** Start **

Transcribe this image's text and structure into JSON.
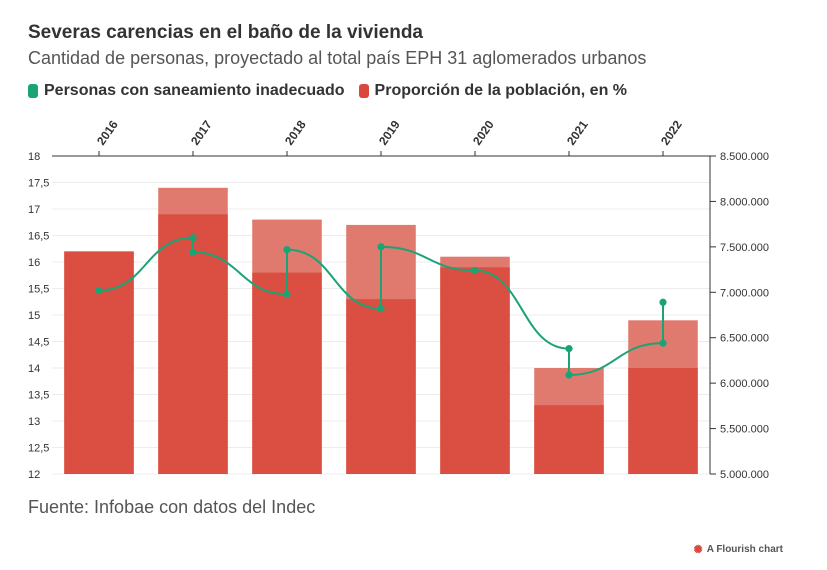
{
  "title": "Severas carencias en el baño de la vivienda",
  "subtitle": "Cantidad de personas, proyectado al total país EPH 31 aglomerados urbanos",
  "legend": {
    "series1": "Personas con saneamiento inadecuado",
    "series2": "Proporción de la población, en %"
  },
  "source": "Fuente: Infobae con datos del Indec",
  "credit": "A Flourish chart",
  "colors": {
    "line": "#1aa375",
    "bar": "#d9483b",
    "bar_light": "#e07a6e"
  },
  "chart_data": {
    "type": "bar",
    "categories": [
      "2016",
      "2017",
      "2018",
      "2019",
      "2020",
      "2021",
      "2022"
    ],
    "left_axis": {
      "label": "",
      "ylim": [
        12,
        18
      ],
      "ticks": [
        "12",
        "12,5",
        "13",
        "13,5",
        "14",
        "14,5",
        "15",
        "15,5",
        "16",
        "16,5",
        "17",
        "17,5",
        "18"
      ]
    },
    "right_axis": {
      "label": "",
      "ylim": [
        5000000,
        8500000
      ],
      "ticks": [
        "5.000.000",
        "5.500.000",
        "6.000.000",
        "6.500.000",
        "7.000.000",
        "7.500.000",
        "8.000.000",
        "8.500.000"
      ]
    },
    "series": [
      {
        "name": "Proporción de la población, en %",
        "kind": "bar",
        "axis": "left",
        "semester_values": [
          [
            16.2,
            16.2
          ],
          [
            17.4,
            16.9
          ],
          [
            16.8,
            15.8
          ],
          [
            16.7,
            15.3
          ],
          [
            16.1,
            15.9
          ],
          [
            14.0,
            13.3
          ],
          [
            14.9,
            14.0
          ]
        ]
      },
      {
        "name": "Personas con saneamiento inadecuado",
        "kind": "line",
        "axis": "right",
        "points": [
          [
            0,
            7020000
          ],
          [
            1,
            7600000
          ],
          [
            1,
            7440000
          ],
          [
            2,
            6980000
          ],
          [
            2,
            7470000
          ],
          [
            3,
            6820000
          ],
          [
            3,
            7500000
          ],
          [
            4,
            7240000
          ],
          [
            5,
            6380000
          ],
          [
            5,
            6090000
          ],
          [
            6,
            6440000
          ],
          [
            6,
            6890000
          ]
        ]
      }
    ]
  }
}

** End **
** Start **

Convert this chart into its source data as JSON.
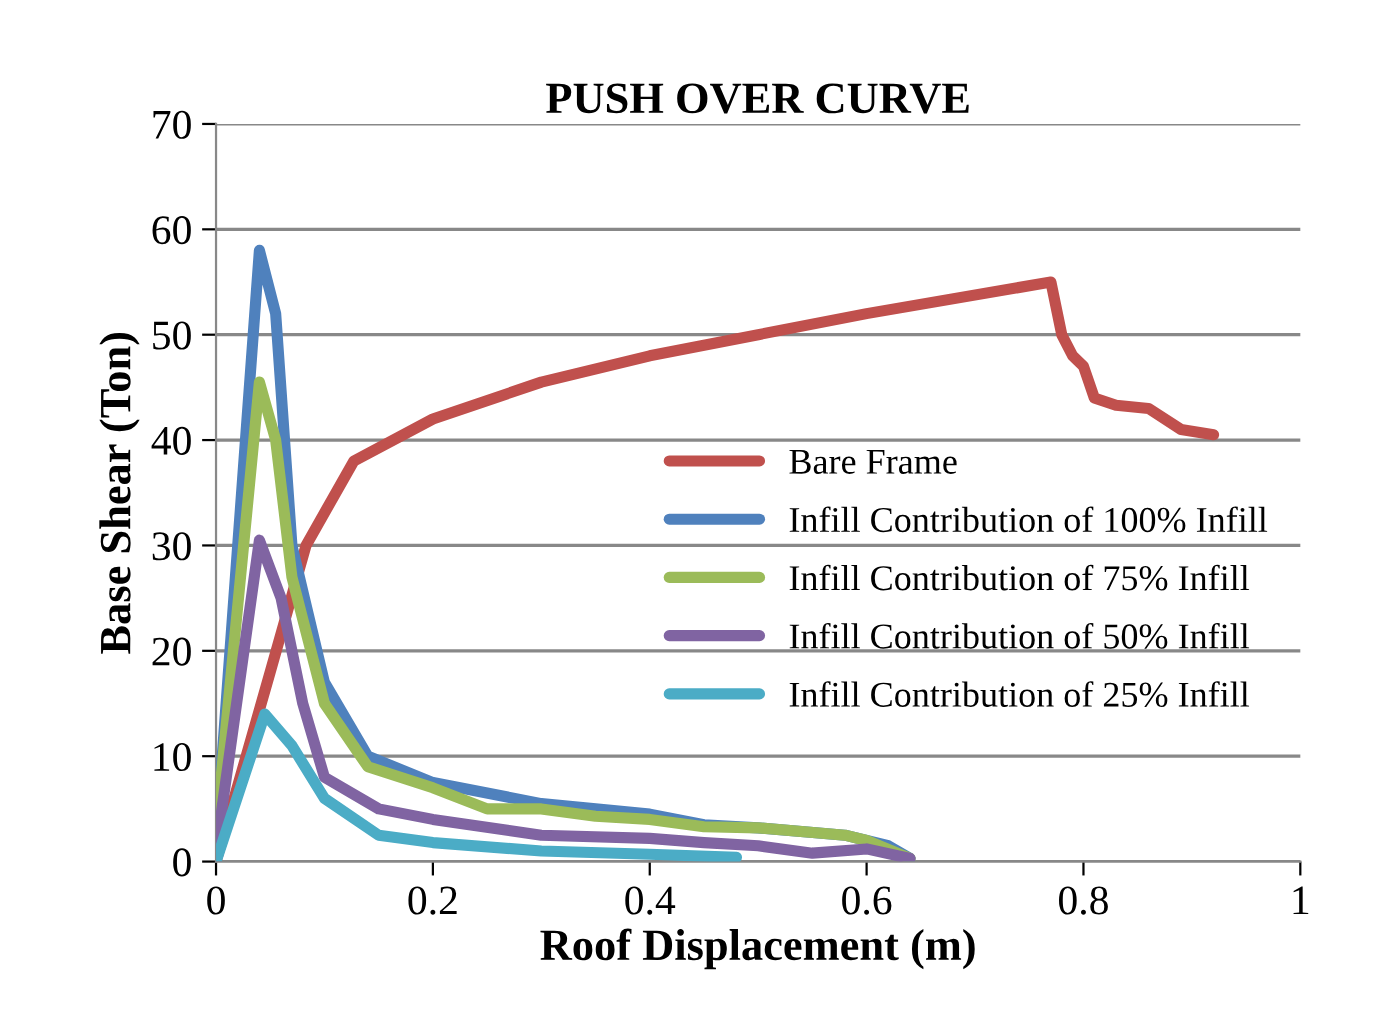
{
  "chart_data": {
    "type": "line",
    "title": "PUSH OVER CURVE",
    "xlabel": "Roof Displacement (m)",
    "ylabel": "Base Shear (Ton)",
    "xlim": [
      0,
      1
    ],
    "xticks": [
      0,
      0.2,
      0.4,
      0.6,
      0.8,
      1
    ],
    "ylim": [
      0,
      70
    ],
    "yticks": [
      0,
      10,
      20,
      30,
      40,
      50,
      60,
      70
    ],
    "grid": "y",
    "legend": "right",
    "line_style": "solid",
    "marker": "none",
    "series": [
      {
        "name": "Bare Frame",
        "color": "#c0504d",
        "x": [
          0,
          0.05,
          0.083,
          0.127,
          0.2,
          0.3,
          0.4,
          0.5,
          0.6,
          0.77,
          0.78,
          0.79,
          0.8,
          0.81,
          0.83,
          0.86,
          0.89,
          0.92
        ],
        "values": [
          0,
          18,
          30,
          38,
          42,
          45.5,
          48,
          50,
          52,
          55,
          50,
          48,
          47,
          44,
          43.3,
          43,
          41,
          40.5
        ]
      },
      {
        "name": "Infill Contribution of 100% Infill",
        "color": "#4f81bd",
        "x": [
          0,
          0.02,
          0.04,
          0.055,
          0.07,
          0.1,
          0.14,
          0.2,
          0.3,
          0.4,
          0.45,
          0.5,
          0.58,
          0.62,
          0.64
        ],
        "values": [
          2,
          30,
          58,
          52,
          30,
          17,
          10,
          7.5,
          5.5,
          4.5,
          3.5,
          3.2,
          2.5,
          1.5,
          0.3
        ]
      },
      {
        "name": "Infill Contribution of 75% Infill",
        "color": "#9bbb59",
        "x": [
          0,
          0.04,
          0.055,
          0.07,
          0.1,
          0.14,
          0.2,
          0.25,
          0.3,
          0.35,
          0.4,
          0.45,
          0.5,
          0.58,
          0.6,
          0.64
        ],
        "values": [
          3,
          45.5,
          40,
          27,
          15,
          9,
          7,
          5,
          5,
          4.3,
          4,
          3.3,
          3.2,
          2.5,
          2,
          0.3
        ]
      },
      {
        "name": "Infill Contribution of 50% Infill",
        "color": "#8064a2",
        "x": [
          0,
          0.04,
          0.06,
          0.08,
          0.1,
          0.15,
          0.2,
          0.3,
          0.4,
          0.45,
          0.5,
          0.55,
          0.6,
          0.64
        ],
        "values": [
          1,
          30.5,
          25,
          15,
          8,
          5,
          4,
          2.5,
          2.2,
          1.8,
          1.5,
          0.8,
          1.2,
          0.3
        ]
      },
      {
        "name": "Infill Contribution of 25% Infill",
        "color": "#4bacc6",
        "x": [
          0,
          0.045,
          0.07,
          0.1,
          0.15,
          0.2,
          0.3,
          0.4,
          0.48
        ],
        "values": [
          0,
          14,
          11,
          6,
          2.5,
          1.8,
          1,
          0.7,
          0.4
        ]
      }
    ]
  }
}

** End **

_EXERCISE_
Identify each line holding the string "población", and copy it out.

_ANSWER FOR THIS EXERCISE_
    "series2": "Proporción de la población, en %"
        "name": "Proporción de la población, en %",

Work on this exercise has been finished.